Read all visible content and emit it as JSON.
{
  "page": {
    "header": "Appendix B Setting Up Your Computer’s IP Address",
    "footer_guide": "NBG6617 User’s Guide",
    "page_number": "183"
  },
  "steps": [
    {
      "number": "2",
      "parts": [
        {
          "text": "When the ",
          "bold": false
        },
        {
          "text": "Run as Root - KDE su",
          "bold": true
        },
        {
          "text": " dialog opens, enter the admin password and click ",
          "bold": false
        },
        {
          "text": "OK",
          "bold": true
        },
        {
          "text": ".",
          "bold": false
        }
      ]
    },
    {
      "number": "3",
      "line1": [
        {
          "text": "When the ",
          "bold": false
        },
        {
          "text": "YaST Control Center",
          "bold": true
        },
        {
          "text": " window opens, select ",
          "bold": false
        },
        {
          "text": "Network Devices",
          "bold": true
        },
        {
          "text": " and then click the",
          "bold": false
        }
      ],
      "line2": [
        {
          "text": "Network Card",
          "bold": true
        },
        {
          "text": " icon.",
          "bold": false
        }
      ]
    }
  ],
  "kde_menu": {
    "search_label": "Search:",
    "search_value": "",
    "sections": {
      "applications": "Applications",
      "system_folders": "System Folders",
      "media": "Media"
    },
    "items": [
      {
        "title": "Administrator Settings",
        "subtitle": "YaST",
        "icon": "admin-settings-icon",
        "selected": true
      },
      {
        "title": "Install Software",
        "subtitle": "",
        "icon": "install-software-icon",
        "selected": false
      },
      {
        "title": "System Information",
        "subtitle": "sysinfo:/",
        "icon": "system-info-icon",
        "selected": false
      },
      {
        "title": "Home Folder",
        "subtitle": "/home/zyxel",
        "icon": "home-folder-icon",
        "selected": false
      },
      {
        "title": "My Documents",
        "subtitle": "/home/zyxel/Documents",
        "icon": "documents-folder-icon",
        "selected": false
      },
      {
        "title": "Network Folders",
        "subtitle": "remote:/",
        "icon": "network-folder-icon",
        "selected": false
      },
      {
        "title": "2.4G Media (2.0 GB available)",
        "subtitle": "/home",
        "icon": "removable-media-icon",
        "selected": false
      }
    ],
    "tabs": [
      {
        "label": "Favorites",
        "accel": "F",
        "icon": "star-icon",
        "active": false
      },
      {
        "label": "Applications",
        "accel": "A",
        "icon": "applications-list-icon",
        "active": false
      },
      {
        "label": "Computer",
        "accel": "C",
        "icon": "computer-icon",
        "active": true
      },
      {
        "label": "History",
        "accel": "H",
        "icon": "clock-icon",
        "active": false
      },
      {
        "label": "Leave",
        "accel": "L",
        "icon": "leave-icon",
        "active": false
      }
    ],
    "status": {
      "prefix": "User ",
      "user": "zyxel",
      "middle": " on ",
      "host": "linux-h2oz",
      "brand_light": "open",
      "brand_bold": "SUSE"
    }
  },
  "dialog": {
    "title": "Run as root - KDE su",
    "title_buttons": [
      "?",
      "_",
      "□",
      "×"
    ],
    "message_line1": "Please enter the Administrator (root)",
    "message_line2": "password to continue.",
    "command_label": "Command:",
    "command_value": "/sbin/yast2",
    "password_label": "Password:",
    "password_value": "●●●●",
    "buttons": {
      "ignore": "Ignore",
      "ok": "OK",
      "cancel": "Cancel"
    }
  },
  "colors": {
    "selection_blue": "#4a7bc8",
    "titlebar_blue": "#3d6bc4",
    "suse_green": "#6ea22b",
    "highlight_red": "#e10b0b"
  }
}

• **Exercise directions**: Output the listing above without altering a single character.

• **Response**:
Read all visible content and emit it as JSON.
{
  "page": {
    "header": "Appendix B Setting Up Your Computer’s IP Address",
    "footer_guide": "NBG6617 User’s Guide",
    "page_number": "183"
  },
  "steps": [
    {
      "number": "2",
      "parts": [
        {
          "text": "When the ",
          "bold": false
        },
        {
          "text": "Run as Root - KDE su",
          "bold": true
        },
        {
          "text": " dialog opens, enter the admin password and click ",
          "bold": false
        },
        {
          "text": "OK",
          "bold": true
        },
        {
          "text": ".",
          "bold": false
        }
      ]
    },
    {
      "number": "3",
      "line1": [
        {
          "text": "When the ",
          "bold": false
        },
        {
          "text": "YaST Control Center",
          "bold": true
        },
        {
          "text": " window opens, select ",
          "bold": false
        },
        {
          "text": "Network Devices",
          "bold": true
        },
        {
          "text": " and then click the",
          "bold": false
        }
      ],
      "line2": [
        {
          "text": "Network Card",
          "bold": true
        },
        {
          "text": " icon.",
          "bold": false
        }
      ]
    }
  ],
  "kde_menu": {
    "search_label": "Search:",
    "search_value": "",
    "sections": {
      "applications": "Applications",
      "system_folders": "System Folders",
      "media": "Media"
    },
    "items": [
      {
        "title": "Administrator Settings",
        "subtitle": "YaST",
        "icon": "admin-settings-icon",
        "selected": true
      },
      {
        "title": "Install Software",
        "subtitle": "",
        "icon": "install-software-icon",
        "selected": false
      },
      {
        "title": "System Information",
        "subtitle": "sysinfo:/",
        "icon": "system-info-icon",
        "selected": false
      },
      {
        "title": "Home Folder",
        "subtitle": "/home/zyxel",
        "icon": "home-folder-icon",
        "selected": false
      },
      {
        "title": "My Documents",
        "subtitle": "/home/zyxel/Documents",
        "icon": "documents-folder-icon",
        "selected": false
      },
      {
        "title": "Network Folders",
        "subtitle": "remote:/",
        "icon": "network-folder-icon",
        "selected": false
      },
      {
        "title": "2.4G Media (2.0 GB available)",
        "subtitle": "/home",
        "icon": "removable-media-icon",
        "selected": false
      }
    ],
    "tabs": [
      {
        "label": "Favorites",
        "accel": "F",
        "icon": "star-icon",
        "active": false
      },
      {
        "label": "Applications",
        "accel": "A",
        "icon": "applications-list-icon",
        "active": false
      },
      {
        "label": "Computer",
        "accel": "C",
        "icon": "computer-icon",
        "active": true
      },
      {
        "label": "History",
        "accel": "H",
        "icon": "clock-icon",
        "active": false
      },
      {
        "label": "Leave",
        "accel": "L",
        "icon": "leave-icon",
        "active": false
      }
    ],
    "status": {
      "prefix": "User ",
      "user": "zyxel",
      "middle": " on ",
      "host": "linux-h2oz",
      "brand_light": "open",
      "brand_bold": "SUSE"
    }
  },
  "dialog": {
    "title": "Run as root - KDE su",
    "title_buttons": [
      "?",
      "_",
      "□",
      "×"
    ],
    "message_line1": "Please enter the Administrator (root)",
    "message_line2": "password to continue.",
    "command_label": "Command:",
    "command_value": "/sbin/yast2",
    "password_label": "Password:",
    "password_value": "●●●●",
    "buttons": {
      "ignore": "Ignore",
      "ok": "OK",
      "cancel": "Cancel"
    }
  },
  "colors": {
    "selection_blue": "#4a7bc8",
    "titlebar_blue": "#3d6bc4",
    "suse_green": "#6ea22b",
    "highlight_red": "#e10b0b"
  }
}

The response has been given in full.